• **What to work on**: Tally the lines of the data that include the word "view" and state the total, nothing else.

◆ ◆ ◆ ◆ ◆

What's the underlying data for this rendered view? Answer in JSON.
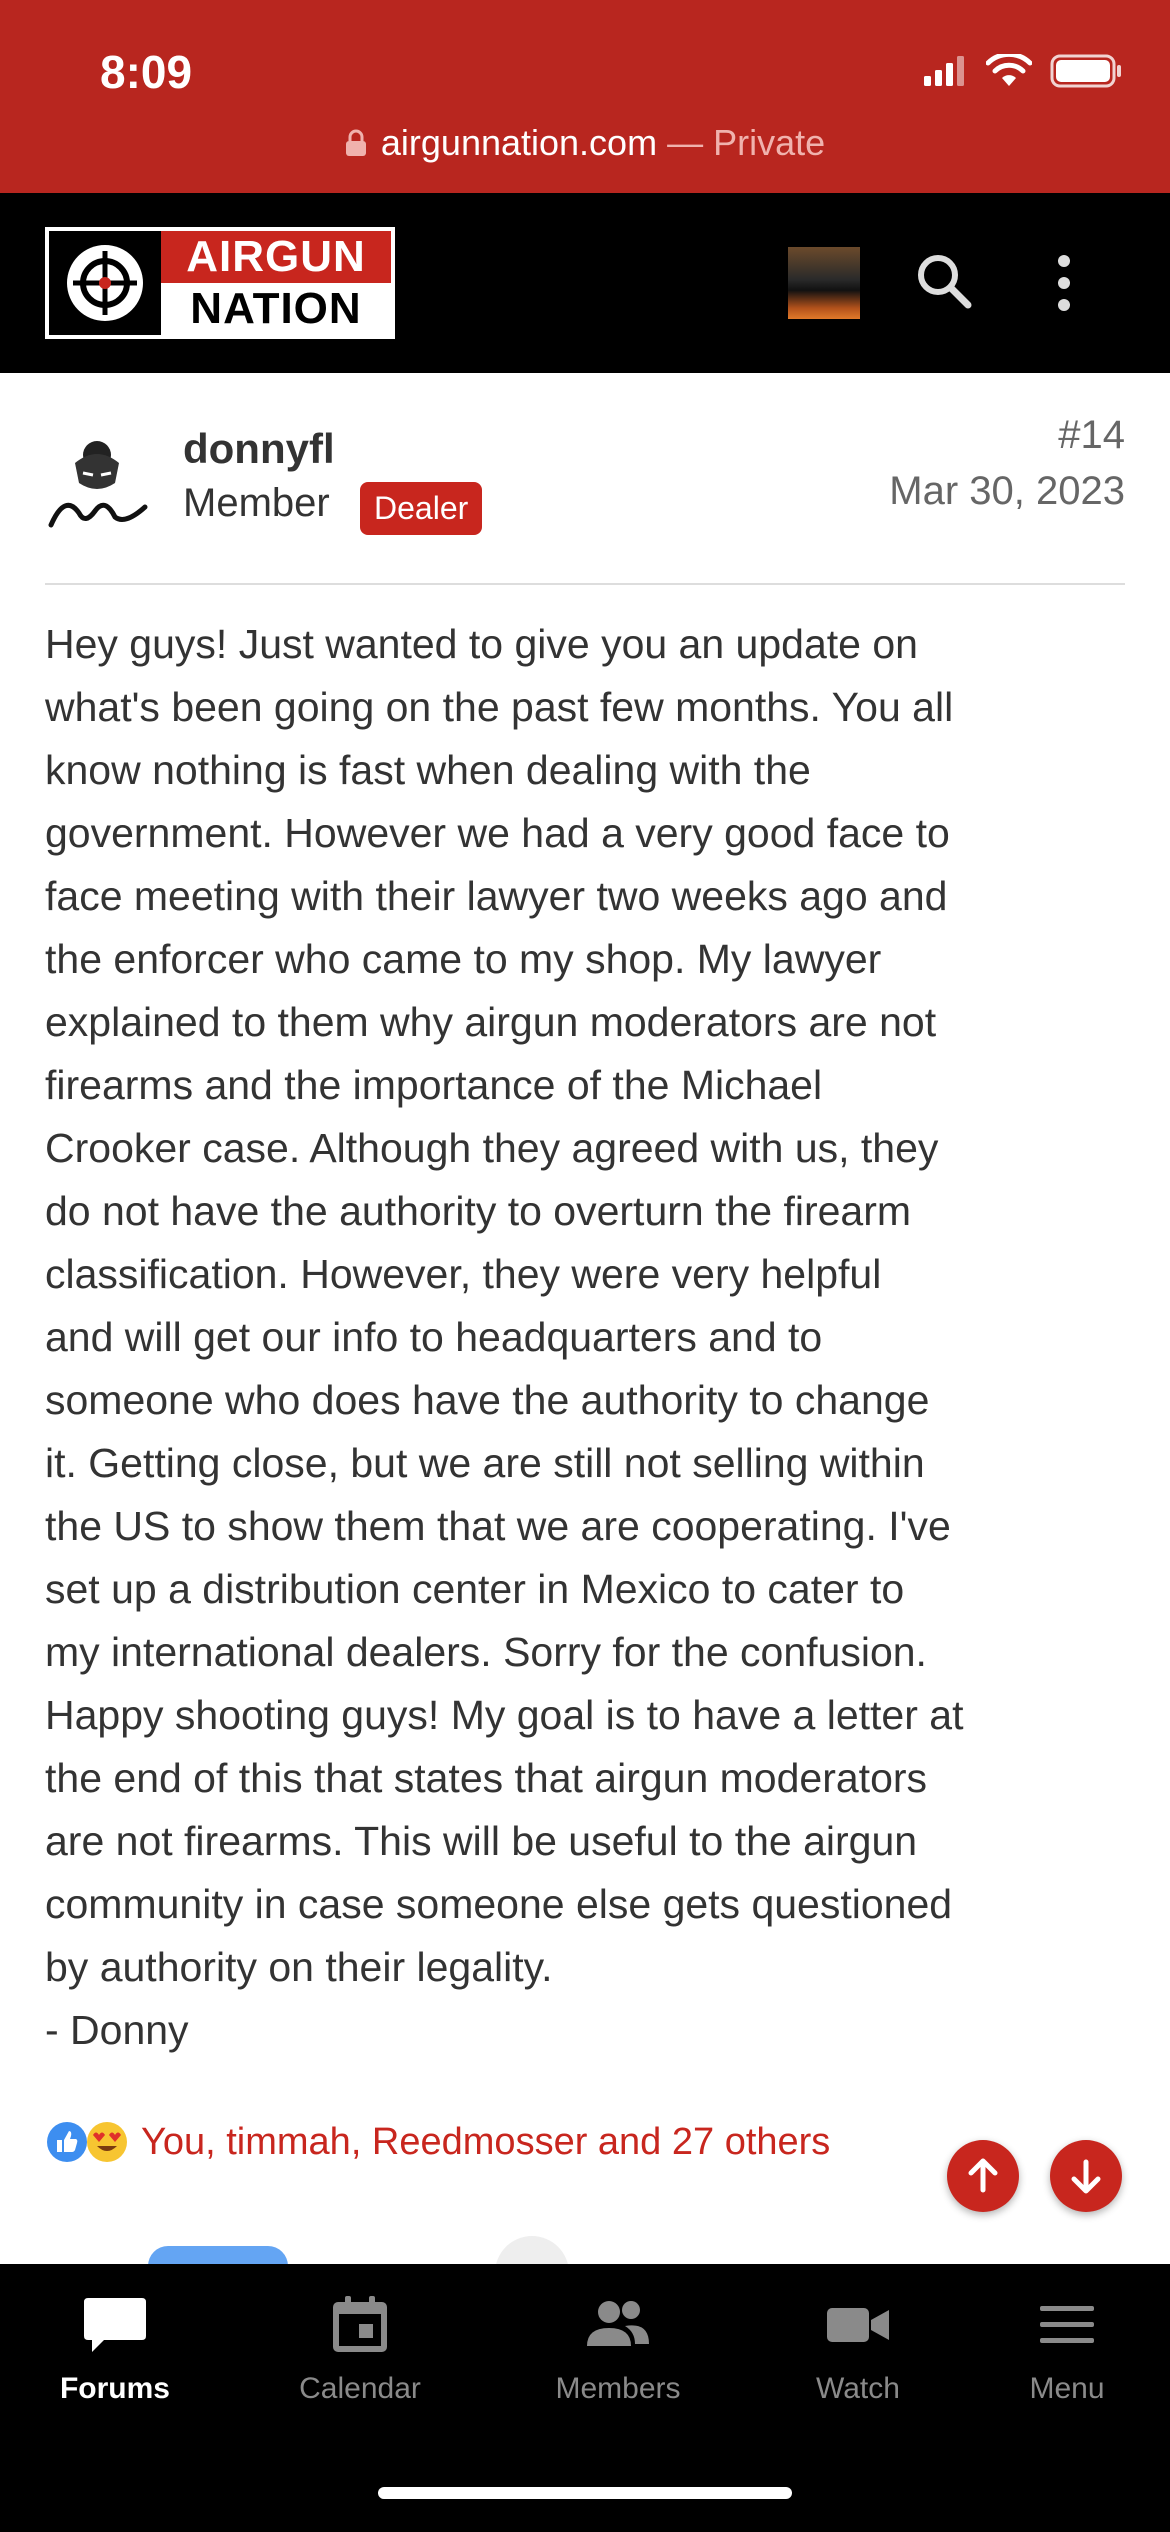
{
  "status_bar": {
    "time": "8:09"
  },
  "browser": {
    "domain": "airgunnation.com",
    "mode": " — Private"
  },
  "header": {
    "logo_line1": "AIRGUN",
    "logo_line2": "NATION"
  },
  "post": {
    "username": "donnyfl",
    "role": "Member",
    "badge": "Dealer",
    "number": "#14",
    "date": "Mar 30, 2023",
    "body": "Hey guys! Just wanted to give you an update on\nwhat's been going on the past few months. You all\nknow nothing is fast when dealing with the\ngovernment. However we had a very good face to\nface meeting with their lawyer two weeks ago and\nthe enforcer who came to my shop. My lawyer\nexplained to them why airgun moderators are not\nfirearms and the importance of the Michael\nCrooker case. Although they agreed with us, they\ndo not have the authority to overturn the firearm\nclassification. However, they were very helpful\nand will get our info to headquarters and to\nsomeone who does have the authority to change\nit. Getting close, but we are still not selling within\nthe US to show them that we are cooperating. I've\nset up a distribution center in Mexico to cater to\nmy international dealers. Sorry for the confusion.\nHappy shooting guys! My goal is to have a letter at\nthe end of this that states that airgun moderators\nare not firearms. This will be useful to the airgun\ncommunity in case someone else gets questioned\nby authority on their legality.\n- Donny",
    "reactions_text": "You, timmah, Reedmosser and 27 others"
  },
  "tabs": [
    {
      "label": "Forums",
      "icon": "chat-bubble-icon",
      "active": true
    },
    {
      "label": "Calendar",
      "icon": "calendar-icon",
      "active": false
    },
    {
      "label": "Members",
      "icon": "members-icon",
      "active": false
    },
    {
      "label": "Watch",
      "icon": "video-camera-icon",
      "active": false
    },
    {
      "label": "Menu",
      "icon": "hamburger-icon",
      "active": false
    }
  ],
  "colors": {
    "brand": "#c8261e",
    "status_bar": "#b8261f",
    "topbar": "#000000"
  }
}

◆ ◆ ◆ ◆ ◆

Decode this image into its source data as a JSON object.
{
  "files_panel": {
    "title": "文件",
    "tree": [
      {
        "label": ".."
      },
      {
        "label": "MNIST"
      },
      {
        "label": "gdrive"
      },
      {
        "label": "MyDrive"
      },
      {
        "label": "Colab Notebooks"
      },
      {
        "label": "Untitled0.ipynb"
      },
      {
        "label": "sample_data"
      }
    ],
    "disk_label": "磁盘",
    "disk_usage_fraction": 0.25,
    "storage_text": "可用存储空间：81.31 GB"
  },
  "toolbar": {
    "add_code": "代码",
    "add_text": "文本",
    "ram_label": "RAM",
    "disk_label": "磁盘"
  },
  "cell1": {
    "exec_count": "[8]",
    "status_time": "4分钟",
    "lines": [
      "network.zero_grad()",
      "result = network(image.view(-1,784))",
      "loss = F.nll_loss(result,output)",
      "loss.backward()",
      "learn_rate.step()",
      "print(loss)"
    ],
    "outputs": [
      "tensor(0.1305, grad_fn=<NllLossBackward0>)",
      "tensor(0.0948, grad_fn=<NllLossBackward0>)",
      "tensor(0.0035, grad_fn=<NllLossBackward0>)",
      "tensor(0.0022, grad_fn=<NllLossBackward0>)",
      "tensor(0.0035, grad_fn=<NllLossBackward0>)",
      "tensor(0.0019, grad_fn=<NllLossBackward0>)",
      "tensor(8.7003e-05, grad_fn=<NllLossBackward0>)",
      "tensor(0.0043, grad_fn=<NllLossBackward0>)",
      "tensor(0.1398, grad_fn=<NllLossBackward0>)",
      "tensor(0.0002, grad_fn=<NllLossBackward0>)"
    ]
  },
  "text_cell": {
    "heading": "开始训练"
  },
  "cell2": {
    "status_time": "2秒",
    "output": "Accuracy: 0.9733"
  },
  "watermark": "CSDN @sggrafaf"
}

◆ ◆ ◆ ◆ ◆

• **Finished task**: 2